[Recorded data]
>> START

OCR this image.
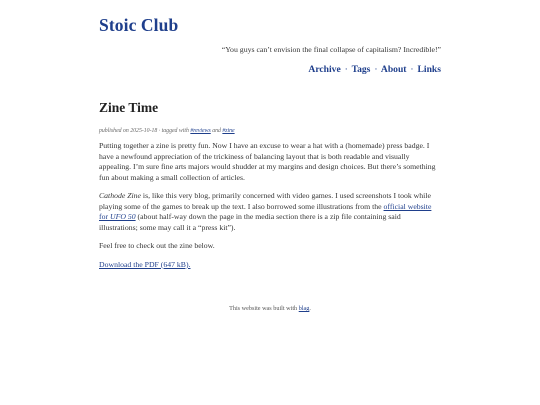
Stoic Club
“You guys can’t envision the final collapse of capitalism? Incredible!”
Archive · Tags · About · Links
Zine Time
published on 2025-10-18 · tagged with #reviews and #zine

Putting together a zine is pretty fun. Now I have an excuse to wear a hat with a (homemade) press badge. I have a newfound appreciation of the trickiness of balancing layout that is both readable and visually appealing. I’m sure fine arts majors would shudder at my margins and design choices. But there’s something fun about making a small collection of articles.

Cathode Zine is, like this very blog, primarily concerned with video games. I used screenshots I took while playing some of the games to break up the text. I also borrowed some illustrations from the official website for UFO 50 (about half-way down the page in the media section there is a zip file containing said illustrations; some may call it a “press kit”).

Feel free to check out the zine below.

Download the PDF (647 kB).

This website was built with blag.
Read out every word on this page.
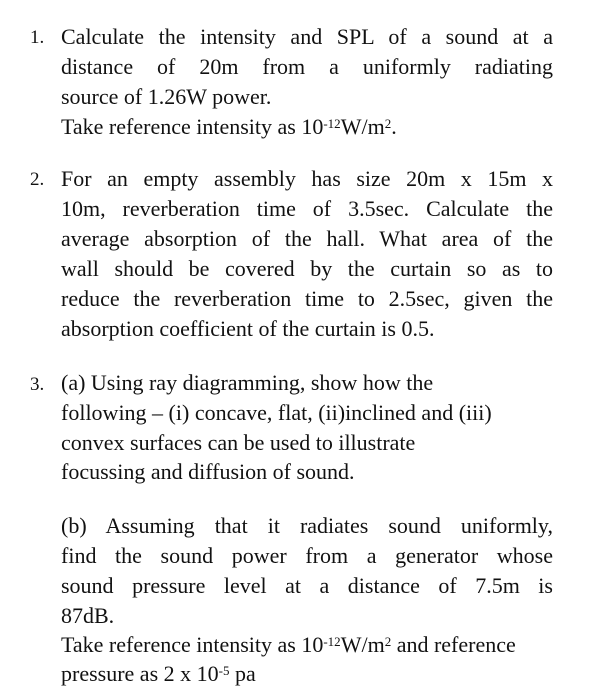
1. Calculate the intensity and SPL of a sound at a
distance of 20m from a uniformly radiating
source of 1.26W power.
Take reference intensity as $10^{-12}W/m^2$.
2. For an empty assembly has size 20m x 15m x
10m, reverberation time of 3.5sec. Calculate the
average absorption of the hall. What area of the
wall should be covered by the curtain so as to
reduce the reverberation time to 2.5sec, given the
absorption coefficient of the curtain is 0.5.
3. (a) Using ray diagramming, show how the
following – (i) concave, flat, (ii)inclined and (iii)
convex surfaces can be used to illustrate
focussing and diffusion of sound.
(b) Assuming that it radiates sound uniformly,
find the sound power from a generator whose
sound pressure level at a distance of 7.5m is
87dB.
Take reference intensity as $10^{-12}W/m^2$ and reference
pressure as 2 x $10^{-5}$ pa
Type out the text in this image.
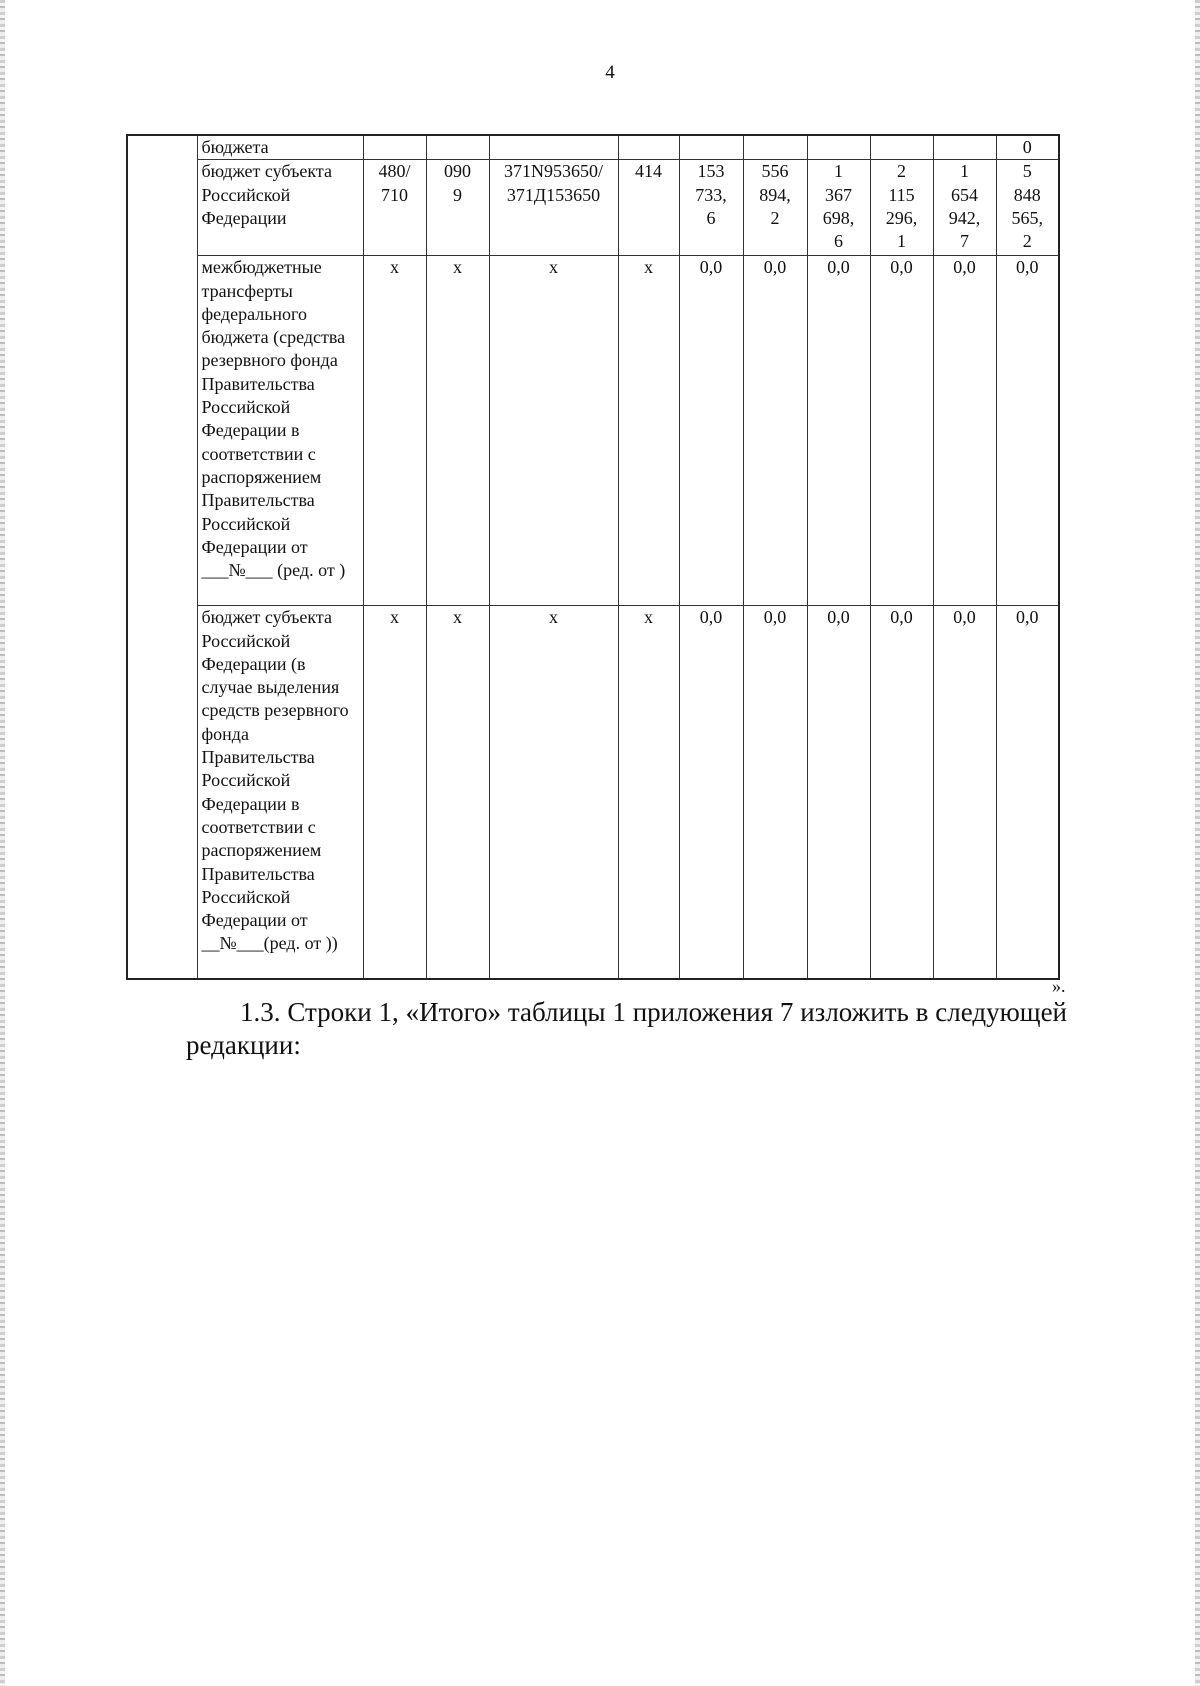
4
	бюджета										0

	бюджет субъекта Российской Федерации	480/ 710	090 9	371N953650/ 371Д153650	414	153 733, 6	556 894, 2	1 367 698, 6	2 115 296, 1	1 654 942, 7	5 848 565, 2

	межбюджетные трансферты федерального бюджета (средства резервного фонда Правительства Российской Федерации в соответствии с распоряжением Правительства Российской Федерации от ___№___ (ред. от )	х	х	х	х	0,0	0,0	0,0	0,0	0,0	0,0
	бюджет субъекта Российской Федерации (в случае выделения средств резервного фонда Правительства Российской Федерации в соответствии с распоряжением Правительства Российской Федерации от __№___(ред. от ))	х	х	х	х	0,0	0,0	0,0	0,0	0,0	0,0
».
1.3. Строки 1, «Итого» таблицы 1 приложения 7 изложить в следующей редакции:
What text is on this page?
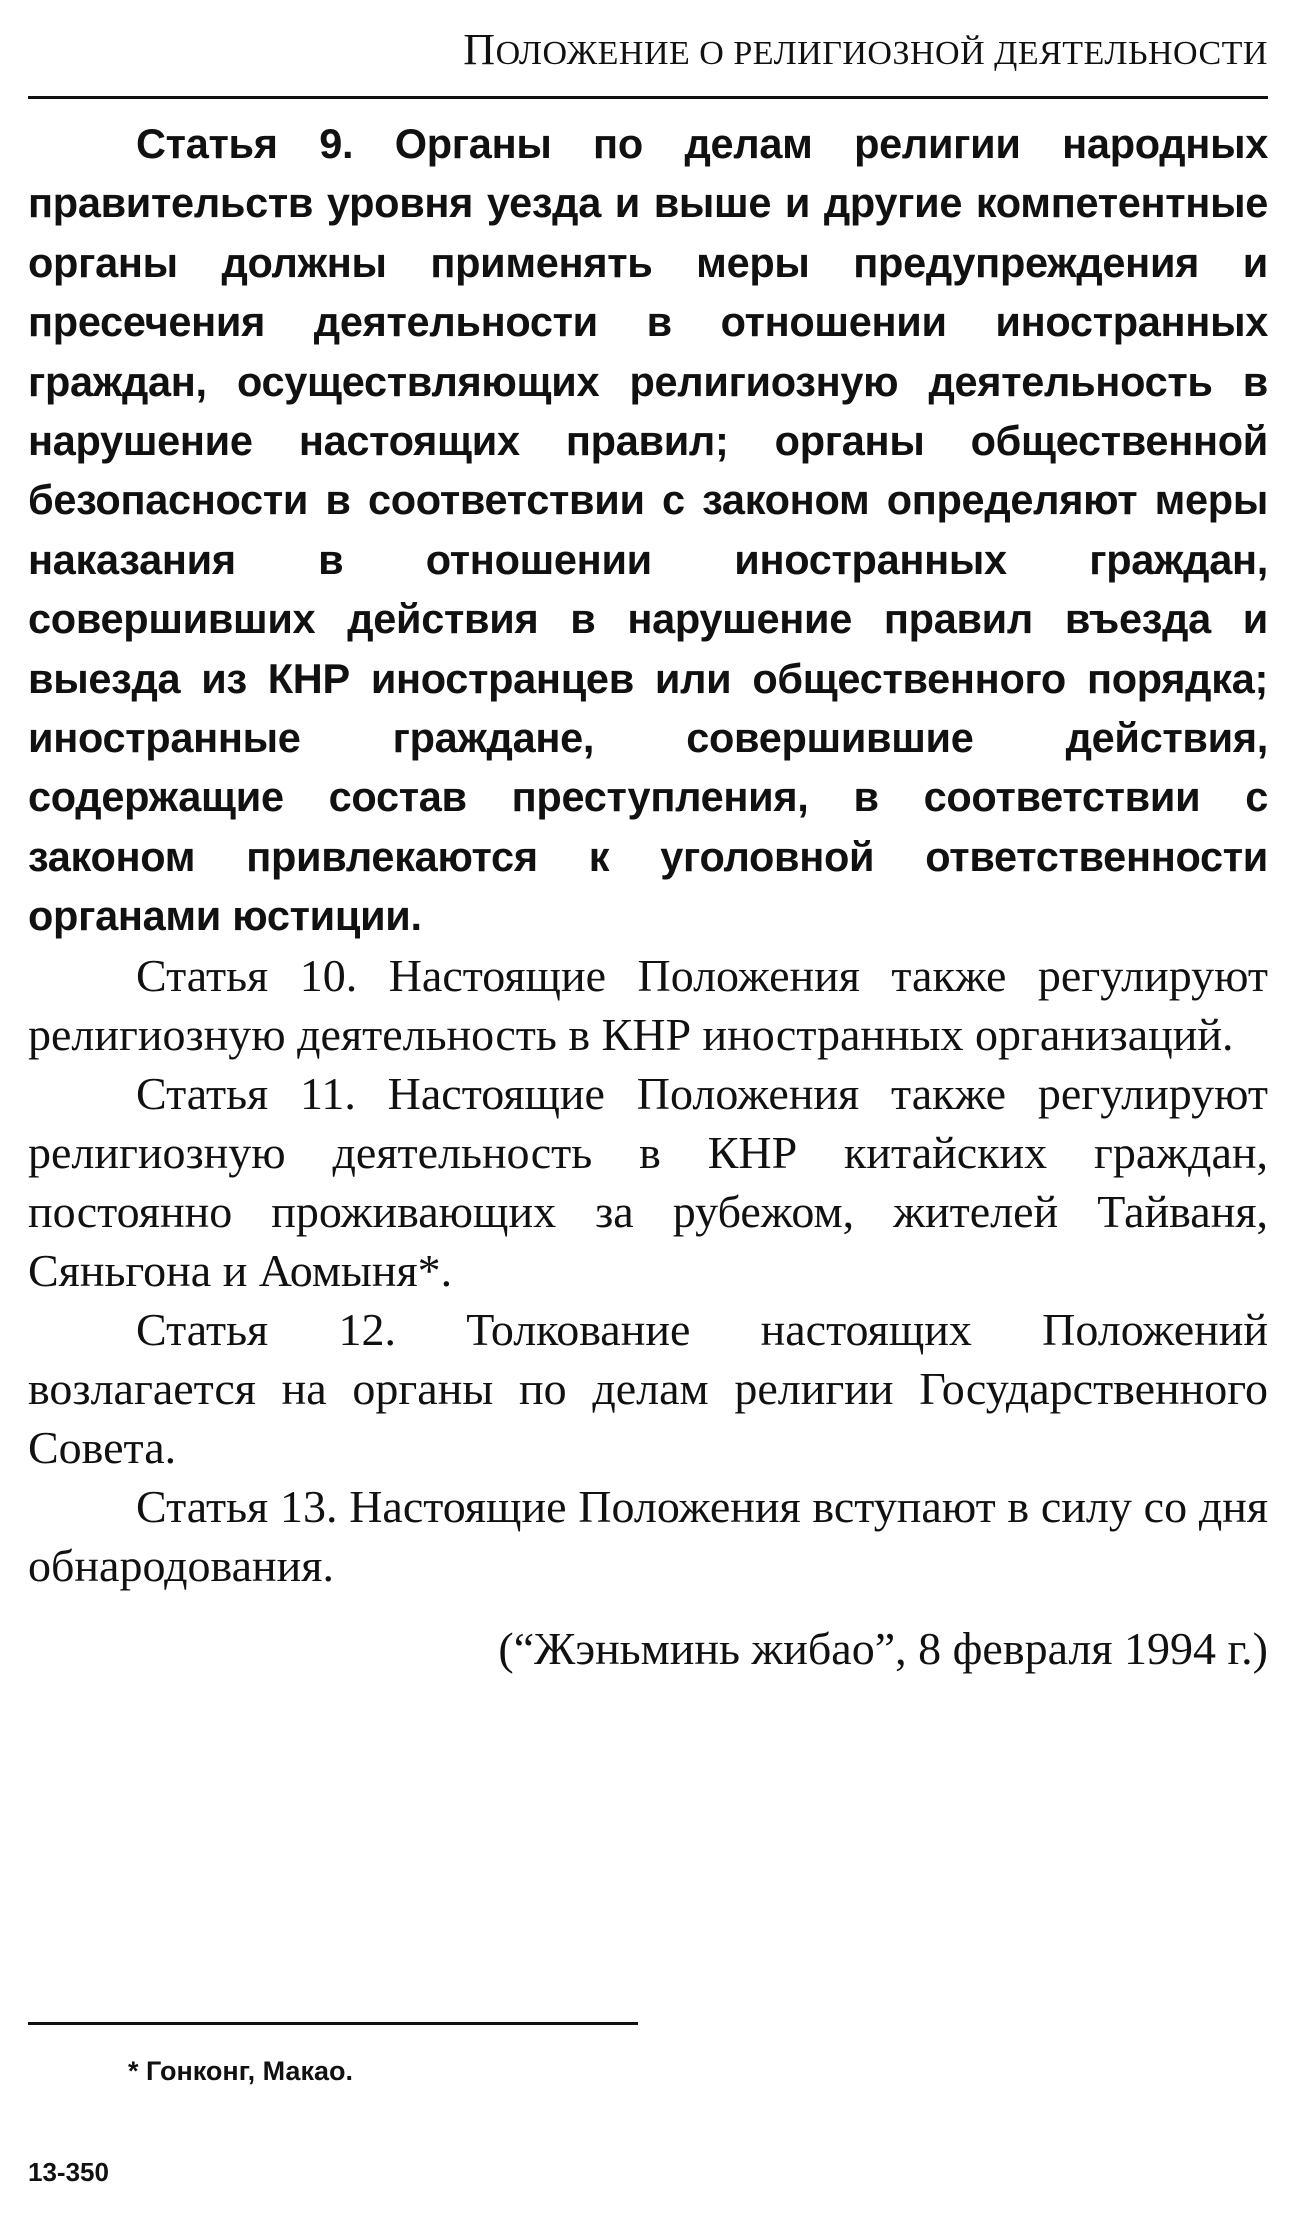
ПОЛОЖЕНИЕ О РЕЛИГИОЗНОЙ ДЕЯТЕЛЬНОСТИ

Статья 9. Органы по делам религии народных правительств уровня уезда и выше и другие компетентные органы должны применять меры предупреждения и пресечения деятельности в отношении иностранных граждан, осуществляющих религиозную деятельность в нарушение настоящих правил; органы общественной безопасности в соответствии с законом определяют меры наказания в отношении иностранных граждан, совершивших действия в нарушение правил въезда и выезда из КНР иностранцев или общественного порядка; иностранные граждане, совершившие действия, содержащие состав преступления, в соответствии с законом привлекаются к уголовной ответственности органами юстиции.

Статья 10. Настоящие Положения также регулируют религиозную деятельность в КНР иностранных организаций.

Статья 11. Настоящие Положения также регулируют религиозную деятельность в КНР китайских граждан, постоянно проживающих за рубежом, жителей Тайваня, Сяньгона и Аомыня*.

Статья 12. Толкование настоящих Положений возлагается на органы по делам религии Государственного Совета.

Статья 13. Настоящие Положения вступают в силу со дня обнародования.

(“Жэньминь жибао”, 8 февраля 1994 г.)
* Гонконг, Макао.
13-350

>> END

**The problem:**
Filter the records down to the lines that contain the string "distance", and copy those lines.

**Reply:**
distance of 20m from a uniformly radiating
sound pressure level at a distance of 7.5m is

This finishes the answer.